- _INSTRUCTIONS TO FOLLOW_:
Reproduce every line of the material below word for word, without changing, adding, or leaving out anything.

>> BEGIN RECORDS TO PROCESS

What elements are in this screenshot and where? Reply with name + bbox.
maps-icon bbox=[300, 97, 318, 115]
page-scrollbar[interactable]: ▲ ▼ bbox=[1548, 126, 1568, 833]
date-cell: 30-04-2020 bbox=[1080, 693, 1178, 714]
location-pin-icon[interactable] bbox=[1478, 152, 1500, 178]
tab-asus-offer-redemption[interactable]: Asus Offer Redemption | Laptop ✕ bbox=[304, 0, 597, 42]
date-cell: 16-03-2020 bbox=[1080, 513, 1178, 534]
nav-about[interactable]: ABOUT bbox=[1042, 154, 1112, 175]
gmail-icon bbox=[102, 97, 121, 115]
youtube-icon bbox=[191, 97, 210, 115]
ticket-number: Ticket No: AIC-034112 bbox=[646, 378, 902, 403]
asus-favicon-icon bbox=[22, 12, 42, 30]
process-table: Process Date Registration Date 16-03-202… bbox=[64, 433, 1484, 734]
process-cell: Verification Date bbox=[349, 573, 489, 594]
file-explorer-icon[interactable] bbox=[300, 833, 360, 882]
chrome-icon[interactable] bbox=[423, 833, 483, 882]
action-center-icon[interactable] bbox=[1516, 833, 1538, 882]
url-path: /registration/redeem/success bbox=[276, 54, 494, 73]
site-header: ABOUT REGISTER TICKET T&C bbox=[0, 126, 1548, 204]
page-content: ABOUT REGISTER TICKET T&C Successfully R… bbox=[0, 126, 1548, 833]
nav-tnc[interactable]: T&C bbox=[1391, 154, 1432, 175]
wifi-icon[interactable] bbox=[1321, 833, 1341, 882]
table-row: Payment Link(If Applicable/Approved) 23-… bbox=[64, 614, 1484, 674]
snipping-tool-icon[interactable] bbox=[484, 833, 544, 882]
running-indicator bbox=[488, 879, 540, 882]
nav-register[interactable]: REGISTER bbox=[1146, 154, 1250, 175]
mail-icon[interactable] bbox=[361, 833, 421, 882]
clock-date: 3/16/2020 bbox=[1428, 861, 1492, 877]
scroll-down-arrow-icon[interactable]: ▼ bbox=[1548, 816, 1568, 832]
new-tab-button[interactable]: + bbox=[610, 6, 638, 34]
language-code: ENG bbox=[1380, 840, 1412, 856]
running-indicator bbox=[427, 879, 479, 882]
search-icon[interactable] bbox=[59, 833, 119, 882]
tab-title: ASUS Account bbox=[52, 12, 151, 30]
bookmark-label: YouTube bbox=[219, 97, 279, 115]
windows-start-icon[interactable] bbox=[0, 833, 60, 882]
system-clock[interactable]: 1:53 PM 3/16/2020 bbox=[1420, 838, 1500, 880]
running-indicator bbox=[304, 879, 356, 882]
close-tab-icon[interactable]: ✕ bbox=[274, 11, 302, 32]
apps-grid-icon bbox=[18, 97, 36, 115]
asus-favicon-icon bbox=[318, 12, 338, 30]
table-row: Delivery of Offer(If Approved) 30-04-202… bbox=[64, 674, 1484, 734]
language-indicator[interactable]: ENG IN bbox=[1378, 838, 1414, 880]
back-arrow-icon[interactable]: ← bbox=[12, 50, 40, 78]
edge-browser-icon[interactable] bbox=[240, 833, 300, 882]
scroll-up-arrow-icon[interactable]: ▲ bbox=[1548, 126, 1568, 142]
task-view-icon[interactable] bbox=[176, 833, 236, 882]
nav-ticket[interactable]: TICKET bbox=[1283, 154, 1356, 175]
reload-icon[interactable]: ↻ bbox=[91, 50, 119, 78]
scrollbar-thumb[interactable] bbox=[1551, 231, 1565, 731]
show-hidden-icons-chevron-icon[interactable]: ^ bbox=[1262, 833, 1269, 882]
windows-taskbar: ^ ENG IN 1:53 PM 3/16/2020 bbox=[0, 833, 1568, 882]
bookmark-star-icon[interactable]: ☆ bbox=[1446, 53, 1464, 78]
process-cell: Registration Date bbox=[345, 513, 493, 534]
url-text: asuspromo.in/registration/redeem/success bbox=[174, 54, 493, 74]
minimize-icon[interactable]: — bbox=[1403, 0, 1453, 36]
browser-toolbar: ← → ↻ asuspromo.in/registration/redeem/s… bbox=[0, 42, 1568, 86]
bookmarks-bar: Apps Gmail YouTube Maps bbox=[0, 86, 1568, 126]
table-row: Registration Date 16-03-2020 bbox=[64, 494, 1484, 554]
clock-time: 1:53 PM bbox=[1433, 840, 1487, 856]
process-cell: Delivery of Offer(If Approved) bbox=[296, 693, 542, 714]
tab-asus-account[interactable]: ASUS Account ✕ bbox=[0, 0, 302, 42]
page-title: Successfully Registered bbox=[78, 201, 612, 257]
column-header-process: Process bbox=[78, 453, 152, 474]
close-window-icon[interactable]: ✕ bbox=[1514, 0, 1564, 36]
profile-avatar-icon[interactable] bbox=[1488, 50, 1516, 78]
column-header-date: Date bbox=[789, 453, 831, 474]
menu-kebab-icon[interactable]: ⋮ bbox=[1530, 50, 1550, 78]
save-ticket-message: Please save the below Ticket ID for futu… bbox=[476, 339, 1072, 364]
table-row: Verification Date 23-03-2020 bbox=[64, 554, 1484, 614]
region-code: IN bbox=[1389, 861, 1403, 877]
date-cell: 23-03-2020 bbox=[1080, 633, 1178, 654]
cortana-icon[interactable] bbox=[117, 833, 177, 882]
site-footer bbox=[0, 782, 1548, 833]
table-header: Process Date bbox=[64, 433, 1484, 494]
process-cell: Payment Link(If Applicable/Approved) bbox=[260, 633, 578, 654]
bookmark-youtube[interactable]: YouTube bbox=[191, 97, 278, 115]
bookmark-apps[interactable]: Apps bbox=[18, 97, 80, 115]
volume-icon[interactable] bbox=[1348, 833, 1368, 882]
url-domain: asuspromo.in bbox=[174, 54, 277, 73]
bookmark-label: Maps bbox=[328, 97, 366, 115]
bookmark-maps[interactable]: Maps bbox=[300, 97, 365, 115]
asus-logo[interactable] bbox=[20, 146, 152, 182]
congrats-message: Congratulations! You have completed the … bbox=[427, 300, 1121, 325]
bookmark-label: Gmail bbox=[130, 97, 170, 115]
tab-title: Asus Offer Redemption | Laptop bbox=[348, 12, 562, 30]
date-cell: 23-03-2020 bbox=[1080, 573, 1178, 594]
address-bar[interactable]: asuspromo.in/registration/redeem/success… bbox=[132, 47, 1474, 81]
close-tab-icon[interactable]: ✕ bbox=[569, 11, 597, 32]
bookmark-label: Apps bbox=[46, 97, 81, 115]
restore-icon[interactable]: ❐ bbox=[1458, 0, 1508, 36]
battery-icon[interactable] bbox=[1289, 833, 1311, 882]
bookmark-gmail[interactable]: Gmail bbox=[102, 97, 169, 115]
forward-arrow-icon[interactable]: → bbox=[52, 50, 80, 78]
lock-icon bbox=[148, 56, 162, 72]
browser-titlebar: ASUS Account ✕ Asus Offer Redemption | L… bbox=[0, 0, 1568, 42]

>> END RECORDS TO PROCESS

- _THE OUTPUT_:
What elements are in this screenshot and where? Reply with name + bbox.
maps-icon bbox=[300, 97, 318, 115]
page-scrollbar[interactable]: ▲ ▼ bbox=[1548, 126, 1568, 833]
date-cell: 30-04-2020 bbox=[1080, 693, 1178, 714]
location-pin-icon[interactable] bbox=[1478, 152, 1500, 178]
tab-asus-offer-redemption[interactable]: Asus Offer Redemption | Laptop ✕ bbox=[304, 0, 597, 42]
date-cell: 16-03-2020 bbox=[1080, 513, 1178, 534]
nav-about[interactable]: ABOUT bbox=[1042, 154, 1112, 175]
gmail-icon bbox=[102, 97, 121, 115]
youtube-icon bbox=[191, 97, 210, 115]
ticket-number: Ticket No: AIC-034112 bbox=[646, 378, 902, 403]
asus-favicon-icon bbox=[22, 12, 42, 30]
process-table: Process Date Registration Date 16-03-202… bbox=[64, 433, 1484, 734]
process-cell: Verification Date bbox=[349, 573, 489, 594]
file-explorer-icon[interactable] bbox=[300, 833, 360, 882]
chrome-icon[interactable] bbox=[423, 833, 483, 882]
action-center-icon[interactable] bbox=[1516, 833, 1538, 882]
url-path: /registration/redeem/success bbox=[276, 54, 494, 73]
site-header: ABOUT REGISTER TICKET T&C bbox=[0, 126, 1548, 204]
page-content: ABOUT REGISTER TICKET T&C Successfully R… bbox=[0, 126, 1548, 833]
nav-tnc[interactable]: T&C bbox=[1391, 154, 1432, 175]
wifi-icon[interactable] bbox=[1321, 833, 1341, 882]
table-row: Payment Link(If Applicable/Approved) 23-… bbox=[64, 614, 1484, 674]
snipping-tool-icon[interactable] bbox=[484, 833, 544, 882]
running-indicator bbox=[488, 879, 540, 882]
nav-register[interactable]: REGISTER bbox=[1146, 154, 1250, 175]
mail-icon[interactable] bbox=[361, 833, 421, 882]
clock-date: 3/16/2020 bbox=[1428, 861, 1492, 877]
scroll-down-arrow-icon[interactable]: ▼ bbox=[1548, 816, 1568, 832]
new-tab-button[interactable]: + bbox=[610, 6, 638, 34]
language-code: ENG bbox=[1380, 840, 1412, 856]
running-indicator bbox=[427, 879, 479, 882]
search-icon[interactable] bbox=[59, 833, 119, 882]
tab-title: ASUS Account bbox=[52, 12, 151, 30]
bookmark-label: YouTube bbox=[219, 97, 279, 115]
windows-start-icon[interactable] bbox=[0, 833, 60, 882]
system-clock[interactable]: 1:53 PM 3/16/2020 bbox=[1420, 838, 1500, 880]
running-indicator bbox=[304, 879, 356, 882]
close-tab-icon[interactable]: ✕ bbox=[274, 11, 302, 32]
apps-grid-icon bbox=[18, 97, 36, 115]
asus-favicon-icon bbox=[318, 12, 338, 30]
table-row: Delivery of Offer(If Approved) 30-04-202… bbox=[64, 674, 1484, 734]
language-indicator[interactable]: ENG IN bbox=[1378, 838, 1414, 880]
back-arrow-icon[interactable]: ← bbox=[12, 50, 40, 78]
edge-browser-icon[interactable] bbox=[240, 833, 300, 882]
scroll-up-arrow-icon[interactable]: ▲ bbox=[1548, 126, 1568, 142]
task-view-icon[interactable] bbox=[176, 833, 236, 882]
nav-ticket[interactable]: TICKET bbox=[1283, 154, 1356, 175]
reload-icon[interactable]: ↻ bbox=[91, 50, 119, 78]
scrollbar-thumb[interactable] bbox=[1551, 231, 1565, 731]
show-hidden-icons-chevron-icon[interactable]: ^ bbox=[1262, 833, 1269, 882]
windows-taskbar: ^ ENG IN 1:53 PM 3/16/2020 bbox=[0, 833, 1568, 882]
bookmark-star-icon[interactable]: ☆ bbox=[1446, 53, 1464, 78]
process-cell: Registration Date bbox=[345, 513, 493, 534]
url-text: asuspromo.in/registration/redeem/success bbox=[174, 54, 493, 74]
minimize-icon[interactable]: — bbox=[1403, 0, 1453, 36]
browser-toolbar: ← → ↻ asuspromo.in/registration/redeem/s… bbox=[0, 42, 1568, 86]
bookmarks-bar: Apps Gmail YouTube Maps bbox=[0, 86, 1568, 126]
table-row: Registration Date 16-03-2020 bbox=[64, 494, 1484, 554]
clock-time: 1:53 PM bbox=[1433, 840, 1487, 856]
process-cell: Delivery of Offer(If Approved) bbox=[296, 693, 542, 714]
tab-asus-account[interactable]: ASUS Account ✕ bbox=[0, 0, 302, 42]
page-title: Successfully Registered bbox=[78, 201, 612, 257]
column-header-process: Process bbox=[78, 453, 152, 474]
close-window-icon[interactable]: ✕ bbox=[1514, 0, 1564, 36]
profile-avatar-icon[interactable] bbox=[1488, 50, 1516, 78]
column-header-date: Date bbox=[789, 453, 831, 474]
menu-kebab-icon[interactable]: ⋮ bbox=[1530, 50, 1550, 78]
save-ticket-message: Please save the below Ticket ID for futu… bbox=[476, 339, 1072, 364]
table-row: Verification Date 23-03-2020 bbox=[64, 554, 1484, 614]
region-code: IN bbox=[1389, 861, 1403, 877]
date-cell: 23-03-2020 bbox=[1080, 633, 1178, 654]
cortana-icon[interactable] bbox=[117, 833, 177, 882]
site-footer bbox=[0, 782, 1548, 833]
table-header: Process Date bbox=[64, 433, 1484, 494]
process-cell: Payment Link(If Applicable/Approved) bbox=[260, 633, 578, 654]
bookmark-youtube[interactable]: YouTube bbox=[191, 97, 278, 115]
bookmark-apps[interactable]: Apps bbox=[18, 97, 80, 115]
volume-icon[interactable] bbox=[1348, 833, 1368, 882]
url-domain: asuspromo.in bbox=[174, 54, 277, 73]
bookmark-label: Maps bbox=[328, 97, 366, 115]
bookmark-maps[interactable]: Maps bbox=[300, 97, 365, 115]
asus-logo[interactable] bbox=[20, 146, 152, 182]
congrats-message: Congratulations! You have completed the … bbox=[427, 300, 1121, 325]
bookmark-label: Gmail bbox=[130, 97, 170, 115]
tab-title: Asus Offer Redemption | Laptop bbox=[348, 12, 562, 30]
date-cell: 23-03-2020 bbox=[1080, 573, 1178, 594]
address-bar[interactable]: asuspromo.in/registration/redeem/success… bbox=[132, 47, 1474, 81]
close-tab-icon[interactable]: ✕ bbox=[569, 11, 597, 32]
bookmark-label: Apps bbox=[46, 97, 81, 115]
restore-icon[interactable]: ❐ bbox=[1458, 0, 1508, 36]
battery-icon[interactable] bbox=[1289, 833, 1311, 882]
bookmark-gmail[interactable]: Gmail bbox=[102, 97, 169, 115]
forward-arrow-icon[interactable]: → bbox=[52, 50, 80, 78]
lock-icon bbox=[148, 56, 162, 72]
browser-titlebar: ASUS Account ✕ Asus Offer Redemption | L… bbox=[0, 0, 1568, 42]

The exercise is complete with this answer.